• **What you should do**
Send each entry back exactly as given, pictures excluded.

• **Records supplied**
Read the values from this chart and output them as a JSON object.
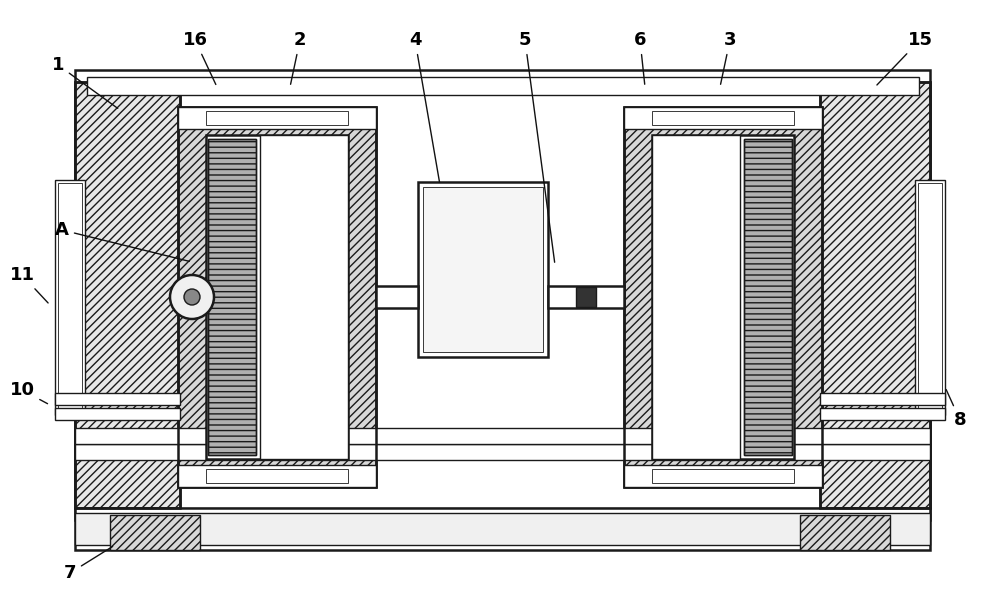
{
  "bg_color": "#ffffff",
  "line_color": "#1a1a1a",
  "label_color": "#000000",
  "fig_width": 10.0,
  "fig_height": 6.05,
  "label_fontsize": 13
}
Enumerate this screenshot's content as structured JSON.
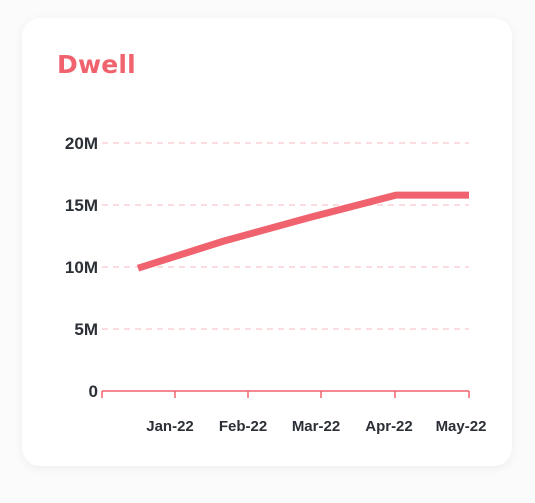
{
  "card": {
    "title": "Dwell"
  },
  "colors": {
    "accent": "#f0626e",
    "grid": "#f7b9bf",
    "text": "#2b2f36"
  },
  "chart_data": {
    "type": "line",
    "title": "Dwell",
    "xlabel": "",
    "ylabel": "",
    "categories": [
      "Jan-22",
      "Feb-22",
      "Mar-22",
      "Apr-22",
      "May-22"
    ],
    "yticks": [
      0,
      5000000,
      10000000,
      15000000,
      20000000
    ],
    "ytick_labels": [
      "0",
      "5M",
      "10M",
      "15M",
      "20M"
    ],
    "ylim": [
      0,
      20000000
    ],
    "grid": true,
    "legend": "none",
    "series": [
      {
        "x": [
          "Jan-22",
          "Feb-22",
          "Mar-22",
          "Apr-22",
          "May-22"
        ],
        "values": [
          9900000,
          12100000,
          14000000,
          15800000,
          15800000
        ]
      }
    ]
  }
}
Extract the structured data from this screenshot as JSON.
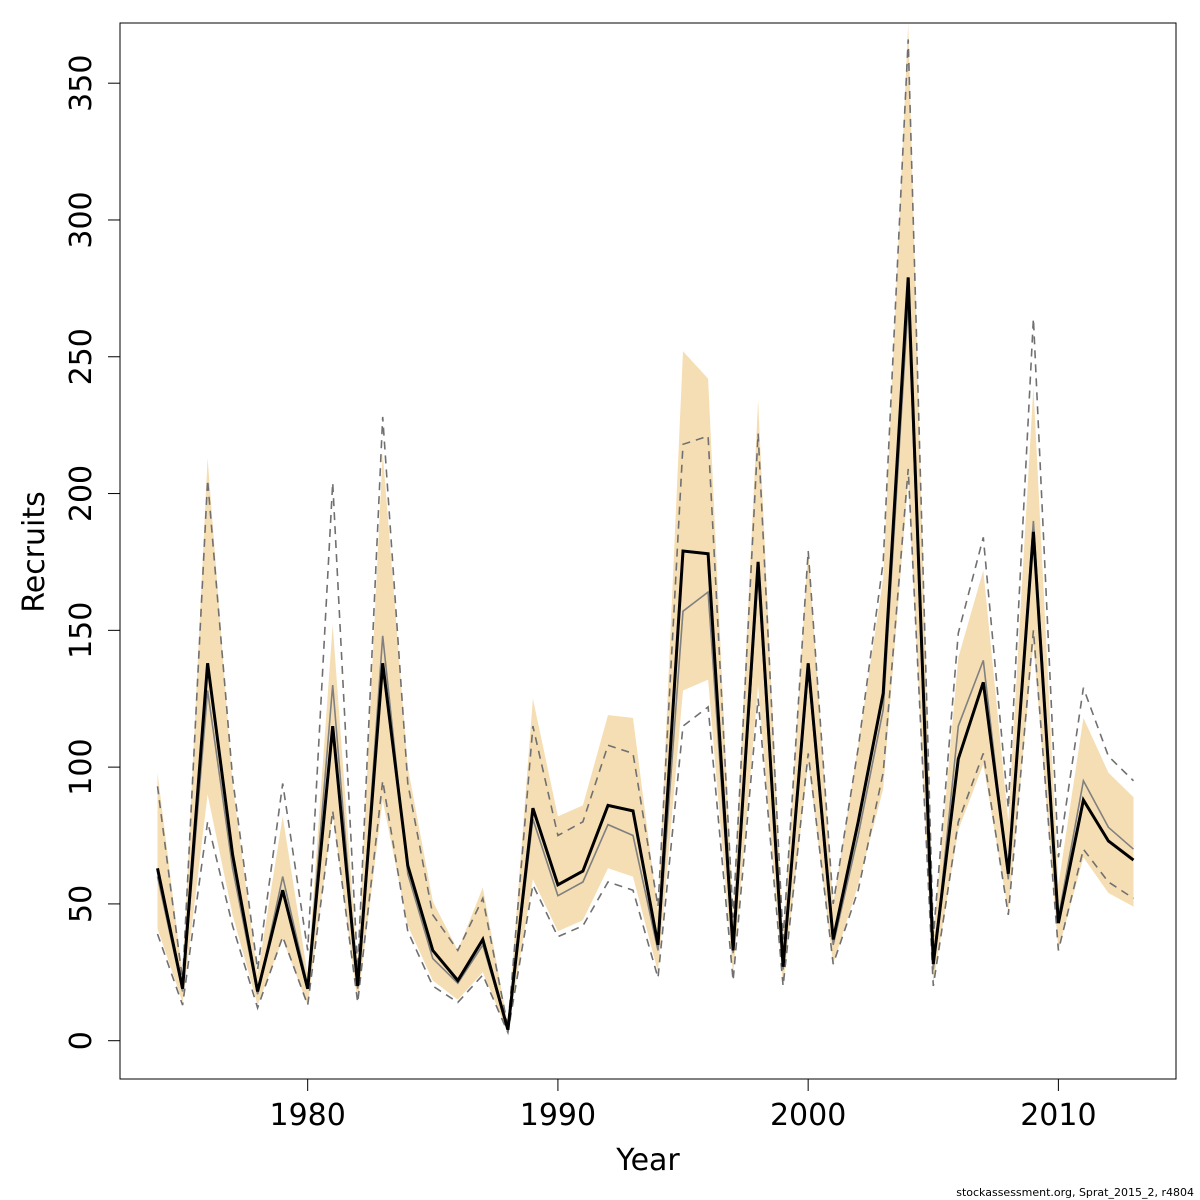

• **Response below**
Read the values from this chart and output them as a JSON object.
{
  "bg_color": "#ffffff",
  "line_color": "#1a1a1a",
  "label_color": "#000000",
  "fig_width": 10.0,
  "fig_height": 6.05,
  "label_fontsize": 13
}
Enumerate this screenshot's content as structured JSON.
{
  "card": {
    "title": "Dwell"
  },
  "colors": {
    "accent": "#f0626e",
    "grid": "#f7b9bf",
    "text": "#2b2f36"
  },
  "chart_data": {
    "type": "line",
    "title": "Dwell",
    "xlabel": "",
    "ylabel": "",
    "categories": [
      "Jan-22",
      "Feb-22",
      "Mar-22",
      "Apr-22",
      "May-22"
    ],
    "yticks": [
      0,
      5000000,
      10000000,
      15000000,
      20000000
    ],
    "ytick_labels": [
      "0",
      "5M",
      "10M",
      "15M",
      "20M"
    ],
    "ylim": [
      0,
      20000000
    ],
    "grid": true,
    "legend": "none",
    "series": [
      {
        "x": [
          "Jan-22",
          "Feb-22",
          "Mar-22",
          "Apr-22",
          "May-22"
        ],
        "values": [
          9900000,
          12100000,
          14000000,
          15800000,
          15800000
        ]
      }
    ]
  }
}
Extract the structured data from this screenshot as JSON.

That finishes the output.